SHORT PROBLEM>
Scan the data beneath this task and copy each line that includes "arch".

════════════════

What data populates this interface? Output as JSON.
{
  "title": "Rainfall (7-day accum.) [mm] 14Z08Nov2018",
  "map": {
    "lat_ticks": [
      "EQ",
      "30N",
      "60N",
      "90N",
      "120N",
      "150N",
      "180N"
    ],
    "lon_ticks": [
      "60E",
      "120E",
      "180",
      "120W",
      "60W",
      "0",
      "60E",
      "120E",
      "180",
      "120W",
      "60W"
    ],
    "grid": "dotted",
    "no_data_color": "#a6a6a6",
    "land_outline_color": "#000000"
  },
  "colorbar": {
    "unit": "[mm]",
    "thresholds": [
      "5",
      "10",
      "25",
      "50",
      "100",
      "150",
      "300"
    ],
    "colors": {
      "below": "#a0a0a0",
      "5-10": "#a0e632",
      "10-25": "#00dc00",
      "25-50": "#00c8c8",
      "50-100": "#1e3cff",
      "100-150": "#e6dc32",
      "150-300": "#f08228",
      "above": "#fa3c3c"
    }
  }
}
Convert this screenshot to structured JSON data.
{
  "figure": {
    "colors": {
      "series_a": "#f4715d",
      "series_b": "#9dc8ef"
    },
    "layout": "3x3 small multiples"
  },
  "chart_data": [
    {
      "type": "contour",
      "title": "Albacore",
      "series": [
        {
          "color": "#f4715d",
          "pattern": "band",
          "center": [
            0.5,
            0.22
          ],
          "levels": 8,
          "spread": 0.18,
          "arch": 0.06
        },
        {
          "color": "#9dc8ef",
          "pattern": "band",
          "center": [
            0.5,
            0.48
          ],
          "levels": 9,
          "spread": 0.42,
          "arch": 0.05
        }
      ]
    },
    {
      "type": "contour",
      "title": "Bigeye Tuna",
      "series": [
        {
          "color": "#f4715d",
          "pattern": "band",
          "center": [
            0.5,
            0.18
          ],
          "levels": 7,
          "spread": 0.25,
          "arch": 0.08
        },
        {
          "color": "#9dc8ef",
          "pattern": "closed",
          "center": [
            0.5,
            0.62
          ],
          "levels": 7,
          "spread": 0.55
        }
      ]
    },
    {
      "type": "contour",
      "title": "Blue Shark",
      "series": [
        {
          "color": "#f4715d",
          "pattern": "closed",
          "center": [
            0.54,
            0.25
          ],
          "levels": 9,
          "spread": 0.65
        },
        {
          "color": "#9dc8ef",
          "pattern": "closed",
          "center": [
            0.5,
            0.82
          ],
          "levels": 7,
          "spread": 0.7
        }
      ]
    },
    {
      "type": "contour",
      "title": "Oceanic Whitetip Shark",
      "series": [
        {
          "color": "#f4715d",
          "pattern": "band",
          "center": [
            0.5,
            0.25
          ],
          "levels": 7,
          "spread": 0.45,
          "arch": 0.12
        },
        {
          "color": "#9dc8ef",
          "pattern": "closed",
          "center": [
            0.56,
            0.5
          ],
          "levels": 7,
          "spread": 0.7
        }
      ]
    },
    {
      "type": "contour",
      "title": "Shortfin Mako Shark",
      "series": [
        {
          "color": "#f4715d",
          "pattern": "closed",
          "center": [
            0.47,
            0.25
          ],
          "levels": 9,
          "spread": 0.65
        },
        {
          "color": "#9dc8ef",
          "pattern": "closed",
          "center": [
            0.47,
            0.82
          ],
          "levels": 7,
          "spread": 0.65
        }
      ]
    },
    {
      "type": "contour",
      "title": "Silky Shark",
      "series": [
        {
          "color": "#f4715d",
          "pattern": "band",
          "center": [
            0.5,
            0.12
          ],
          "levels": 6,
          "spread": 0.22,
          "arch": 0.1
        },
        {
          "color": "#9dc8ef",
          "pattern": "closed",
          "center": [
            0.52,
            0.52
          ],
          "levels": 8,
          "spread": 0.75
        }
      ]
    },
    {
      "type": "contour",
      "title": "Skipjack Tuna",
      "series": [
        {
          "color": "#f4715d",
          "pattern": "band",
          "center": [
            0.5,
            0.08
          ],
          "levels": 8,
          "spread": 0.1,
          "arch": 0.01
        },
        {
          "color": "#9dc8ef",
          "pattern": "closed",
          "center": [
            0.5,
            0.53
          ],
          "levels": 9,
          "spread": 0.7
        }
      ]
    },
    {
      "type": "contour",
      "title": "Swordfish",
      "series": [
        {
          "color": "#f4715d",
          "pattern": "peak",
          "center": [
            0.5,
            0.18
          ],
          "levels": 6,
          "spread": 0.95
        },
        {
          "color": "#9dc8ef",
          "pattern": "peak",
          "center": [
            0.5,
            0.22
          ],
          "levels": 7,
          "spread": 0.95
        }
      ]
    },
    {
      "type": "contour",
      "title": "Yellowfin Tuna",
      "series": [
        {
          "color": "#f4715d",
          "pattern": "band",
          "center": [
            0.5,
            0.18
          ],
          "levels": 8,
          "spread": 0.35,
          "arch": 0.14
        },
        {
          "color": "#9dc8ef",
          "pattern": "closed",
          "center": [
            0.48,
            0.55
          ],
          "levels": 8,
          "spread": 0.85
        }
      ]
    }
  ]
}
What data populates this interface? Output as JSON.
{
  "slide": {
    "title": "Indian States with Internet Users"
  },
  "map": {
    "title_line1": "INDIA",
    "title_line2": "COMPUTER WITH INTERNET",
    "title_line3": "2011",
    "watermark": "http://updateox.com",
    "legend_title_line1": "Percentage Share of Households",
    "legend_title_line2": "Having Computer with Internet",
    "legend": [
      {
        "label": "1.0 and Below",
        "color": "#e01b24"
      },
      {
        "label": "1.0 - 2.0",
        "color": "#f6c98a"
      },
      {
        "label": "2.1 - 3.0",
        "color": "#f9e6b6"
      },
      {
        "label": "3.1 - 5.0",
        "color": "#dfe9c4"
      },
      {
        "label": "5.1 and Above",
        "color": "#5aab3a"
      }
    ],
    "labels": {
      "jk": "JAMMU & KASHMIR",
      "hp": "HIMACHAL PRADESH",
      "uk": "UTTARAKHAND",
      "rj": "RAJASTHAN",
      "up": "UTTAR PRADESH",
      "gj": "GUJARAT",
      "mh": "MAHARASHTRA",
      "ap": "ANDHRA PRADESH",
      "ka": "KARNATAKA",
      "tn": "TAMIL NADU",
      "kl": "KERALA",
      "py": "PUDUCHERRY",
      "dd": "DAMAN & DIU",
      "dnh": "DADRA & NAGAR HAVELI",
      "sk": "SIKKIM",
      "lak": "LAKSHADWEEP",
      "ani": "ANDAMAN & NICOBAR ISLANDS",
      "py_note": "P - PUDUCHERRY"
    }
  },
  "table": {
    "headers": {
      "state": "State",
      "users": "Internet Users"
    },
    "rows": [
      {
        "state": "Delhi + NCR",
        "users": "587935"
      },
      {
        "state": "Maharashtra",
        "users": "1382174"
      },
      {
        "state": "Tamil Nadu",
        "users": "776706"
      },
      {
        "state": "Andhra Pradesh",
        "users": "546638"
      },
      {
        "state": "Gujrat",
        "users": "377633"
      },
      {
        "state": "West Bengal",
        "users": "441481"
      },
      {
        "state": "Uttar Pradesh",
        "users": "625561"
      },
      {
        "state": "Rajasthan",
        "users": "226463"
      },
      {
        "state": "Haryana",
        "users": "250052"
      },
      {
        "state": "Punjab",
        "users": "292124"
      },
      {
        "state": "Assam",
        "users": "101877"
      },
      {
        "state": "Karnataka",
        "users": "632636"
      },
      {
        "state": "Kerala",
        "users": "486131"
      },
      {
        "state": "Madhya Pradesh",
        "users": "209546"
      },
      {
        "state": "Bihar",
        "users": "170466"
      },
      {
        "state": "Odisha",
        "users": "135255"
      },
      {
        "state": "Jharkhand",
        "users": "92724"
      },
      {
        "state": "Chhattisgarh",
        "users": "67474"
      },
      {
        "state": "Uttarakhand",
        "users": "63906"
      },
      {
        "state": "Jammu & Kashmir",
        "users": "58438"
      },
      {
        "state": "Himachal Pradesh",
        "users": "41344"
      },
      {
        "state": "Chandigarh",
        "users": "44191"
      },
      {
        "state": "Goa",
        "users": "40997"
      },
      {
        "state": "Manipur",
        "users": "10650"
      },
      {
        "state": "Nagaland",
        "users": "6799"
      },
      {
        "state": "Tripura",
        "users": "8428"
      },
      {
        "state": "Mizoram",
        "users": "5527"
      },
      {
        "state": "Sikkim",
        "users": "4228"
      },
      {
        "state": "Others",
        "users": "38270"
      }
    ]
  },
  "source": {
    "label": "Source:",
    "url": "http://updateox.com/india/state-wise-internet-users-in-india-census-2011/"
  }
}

════════════════

SOLVED PROBLEM>
          "arch": 0.06
          "arch": 0.05
          "arch": 0.08
          "arch": 0.12
          "arch": 0.1
          "arch": 0.01
          "arch": 0.14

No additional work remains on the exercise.